Work order
Transcribe all the lines below exactly. Omit the pictures.

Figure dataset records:
+-------+
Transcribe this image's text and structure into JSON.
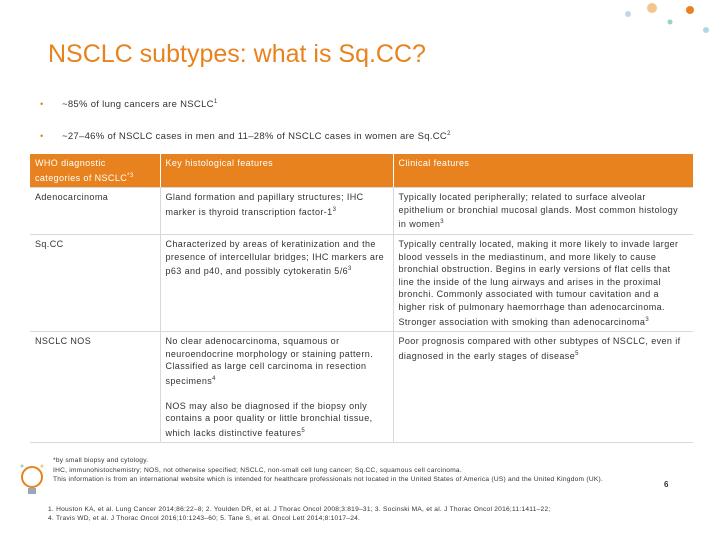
{
  "header": {
    "title": "NSCLC subtypes: what is Sq.CC?"
  },
  "bullets": [
    {
      "text": "~85% of lung cancers are NSCLC",
      "sup": "1"
    },
    {
      "text": "~27–46% of NSCLC cases in men and 11–28% of NSCLC cases in women are Sq.CC",
      "sup": "2"
    }
  ],
  "table": {
    "header": [
      {
        "text": "WHO diagnostic categories of NSCLC",
        "sup": "*3"
      },
      {
        "text": "Key histological features"
      },
      {
        "text": "Clinical features"
      }
    ],
    "rows": [
      [
        {
          "text": "Adenocarcinoma"
        },
        {
          "text": "Gland formation and papillary structures; IHC marker is thyroid transcription factor-1",
          "sup": "3"
        },
        {
          "text": "Typically located peripherally; related to surface alveolar epithelium or bronchial mucosal glands. Most common histology in women",
          "sup": "3"
        }
      ],
      [
        {
          "text": "Sq.CC"
        },
        {
          "text": "Characterized by areas of keratinization and the presence of intercellular bridges; IHC markers are p63 and p40, and possibly cytokeratin 5/6",
          "sup": "3"
        },
        {
          "text": "Typically centrally located, making it more likely to invade larger blood vessels in the mediastinum, and more likely to cause bronchial obstruction. Begins in early versions of flat cells that line the inside of the lung airways and arises in the proximal bronchi. Commonly associated with tumour cavitation and a higher risk of pulmonary haemorrhage than adenocarcinoma. Stronger association with smoking than adenocarcinoma",
          "sup": "3"
        }
      ],
      [
        {
          "text": "NSCLC NOS"
        },
        {
          "text": "No clear adenocarcinoma, squamous or neuroendocrine morphology or staining pattern. Classified as large cell carcinoma in resection specimens",
          "sup": "4",
          "text2": "NOS may also be diagnosed if the biopsy only contains a poor quality or little bronchial tissue, which lacks distinctive features",
          "sup2": "5"
        },
        {
          "text": "Poor prognosis compared with other subtypes of NSCLC, even if diagnosed in the early stages of disease",
          "sup": "5"
        }
      ]
    ]
  },
  "footnotes": [
    "*by small biopsy and cytology.",
    "IHC, immunohistochemistry; NOS, not otherwise specified; NSCLC, non-small cell lung cancer; Sq.CC, squamous cell carcinoma.",
    "This information is from an international website which is intended for healthcare professionals not located in the United States of America (US) and the United Kingdom (UK)."
  ],
  "references": [
    "1. Houston KA, et al. Lung Cancer 2014;86:22–8; 2. Youlden DR, et al. J Thorac Oncol 2008;3:819–31; 3. Socinski MA, et al. J Thorac Oncol 2016;11:1411–22;",
    "4. Travis WD, et al. J Thorac Oncol 2016;10:1243–60; 5. Tane S, et al. Oncol Lett 2014;8:1017–24."
  ],
  "page_number": "6"
}
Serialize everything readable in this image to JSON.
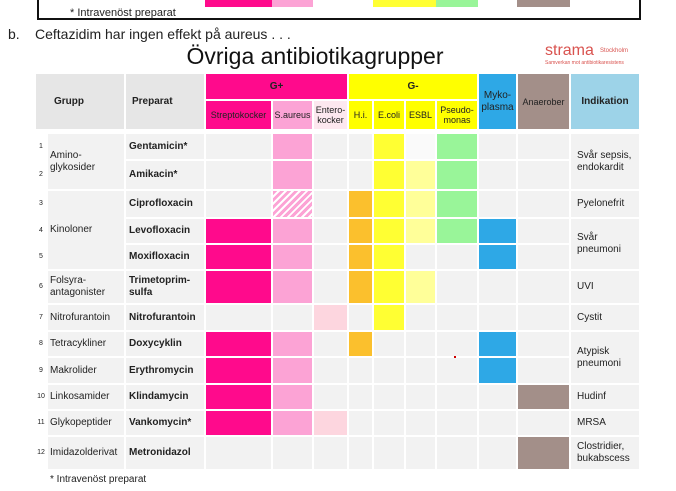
+-------+
Written answer
Transcribe this image's text and structure into JSON.
{
  "header": {
    "title": "NSCLC subtypes: what is Sq.CC?"
  },
  "bullets": [
    {
      "text": "~85% of lung cancers are NSCLC",
      "sup": "1"
    },
    {
      "text": "~27–46% of NSCLC cases in men and 11–28% of NSCLC cases in women are Sq.CC",
      "sup": "2"
    }
  ],
  "table": {
    "header": [
      {
        "text": "WHO diagnostic categories of NSCLC",
        "sup": "*3"
      },
      {
        "text": "Key histological features"
      },
      {
        "text": "Clinical features"
      }
    ],
    "rows": [
      [
        {
          "text": "Adenocarcinoma"
        },
        {
          "text": "Gland formation and papillary structures; IHC marker is thyroid transcription factor-1",
          "sup": "3"
        },
        {
          "text": "Typically located peripherally; related to surface alveolar epithelium or bronchial mucosal glands. Most common histology in women",
          "sup": "3"
        }
      ],
      [
        {
          "text": "Sq.CC"
        },
        {
          "text": "Characterized by areas of keratinization and the presence of intercellular bridges; IHC markers are p63 and p40, and possibly cytokeratin 5/6",
          "sup": "3"
        },
        {
          "text": "Typically centrally located, making it more likely to invade larger blood vessels in the mediastinum, and more likely to cause bronchial obstruction. Begins in early versions of flat cells that line the inside of the lung airways and arises in the proximal bronchi. Commonly associated with tumour cavitation and a higher risk of pulmonary haemorrhage than adenocarcinoma. Stronger association with smoking than adenocarcinoma",
          "sup": "3"
        }
      ],
      [
        {
          "text": "NSCLC NOS"
        },
        {
          "text": "No clear adenocarcinoma, squamous or neuroendocrine morphology or staining pattern. Classified as large cell carcinoma in resection specimens",
          "sup": "4",
          "text2": "NOS may also be diagnosed if the biopsy only contains a poor quality or little bronchial tissue, which lacks distinctive features",
          "sup2": "5"
        },
        {
          "text": "Poor prognosis compared with other subtypes of NSCLC, even if diagnosed in the early stages of disease",
          "sup": "5"
        }
      ]
    ]
  },
  "footnotes": [
    "*by small biopsy and cytology.",
    "IHC, immunohistochemistry; NOS, not otherwise specified; NSCLC, non-small cell lung cancer; Sq.CC, squamous cell carcinoma.",
    "This information is from an international website which is intended for healthcare professionals not located in the United States of America (US) and the United Kingdom (UK)."
  ],
  "references": [
    "1. Houston KA, et al. Lung Cancer 2014;86:22–8; 2. Youlden DR, et al. J Thorac Oncol 2008;3:819–31; 3. Socinski MA, et al. J Thorac Oncol 2016;11:1411–22;",
    "4. Travis WD, et al. J Thorac Oncol 2016;10:1243–60; 5. Tane S, et al. Oncol Lett 2014;8:1017–24."
  ],
  "page_number": "6"
}
Serialize everything readable in this image to JSON.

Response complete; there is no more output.